## Dataset items

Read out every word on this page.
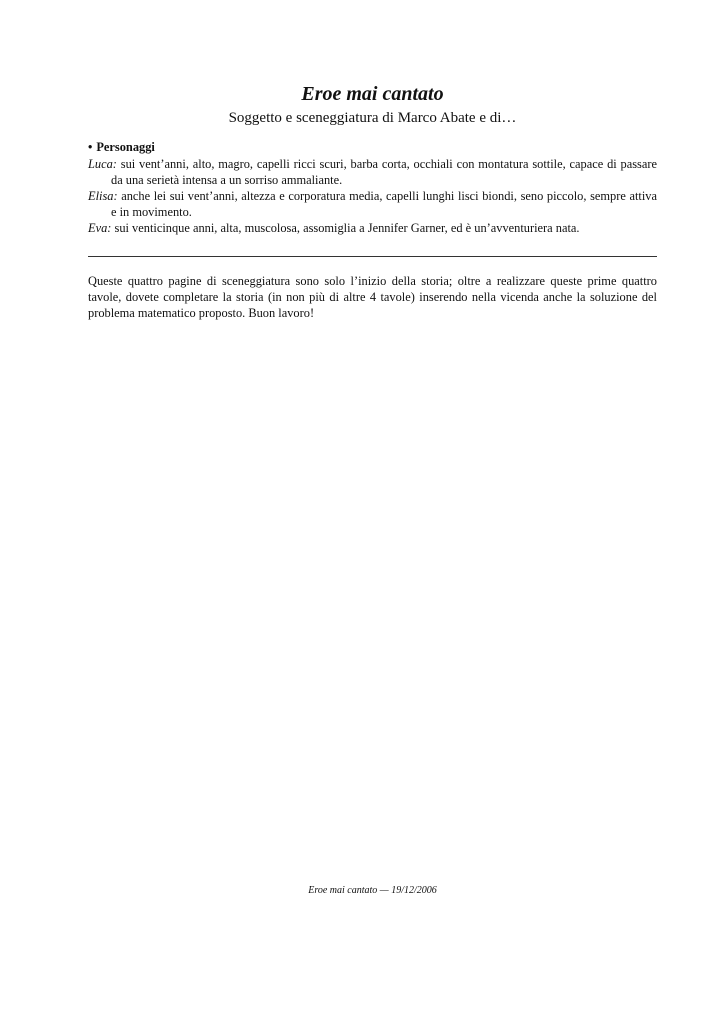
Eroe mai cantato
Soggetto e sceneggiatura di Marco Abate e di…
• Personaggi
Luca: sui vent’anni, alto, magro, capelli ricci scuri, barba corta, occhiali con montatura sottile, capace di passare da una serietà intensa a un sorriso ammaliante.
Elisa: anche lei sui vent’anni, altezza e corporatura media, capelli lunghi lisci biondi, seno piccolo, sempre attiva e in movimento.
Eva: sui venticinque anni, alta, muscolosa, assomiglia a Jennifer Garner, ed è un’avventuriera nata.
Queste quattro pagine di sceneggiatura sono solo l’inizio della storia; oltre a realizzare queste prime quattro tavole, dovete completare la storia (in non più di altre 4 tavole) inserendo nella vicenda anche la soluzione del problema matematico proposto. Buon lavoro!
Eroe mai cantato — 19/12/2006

## Written request
Reproduce each entry precisely, dropping only the pictures.

## The response
Read out every word on this page.
Eroe mai cantato
Soggetto e sceneggiatura di Marco Abate e di…
• Personaggi
Luca: sui vent’anni, alto, magro, capelli ricci scuri, barba corta, occhiali con montatura sottile, capace di passare da una serietà intensa a un sorriso ammaliante.
Elisa: anche lei sui vent’anni, altezza e corporatura media, capelli lunghi lisci biondi, seno piccolo, sempre attiva e in movimento.
Eva: sui venticinque anni, alta, muscolosa, assomiglia a Jennifer Garner, ed è un’avventuriera nata.
Queste quattro pagine di sceneggiatura sono solo l’inizio della storia; oltre a realizzare queste prime quattro tavole, dovete completare la storia (in non più di altre 4 tavole) inserendo nella vicenda anche la soluzione del problema matematico proposto. Buon lavoro!
Eroe mai cantato — 19/12/2006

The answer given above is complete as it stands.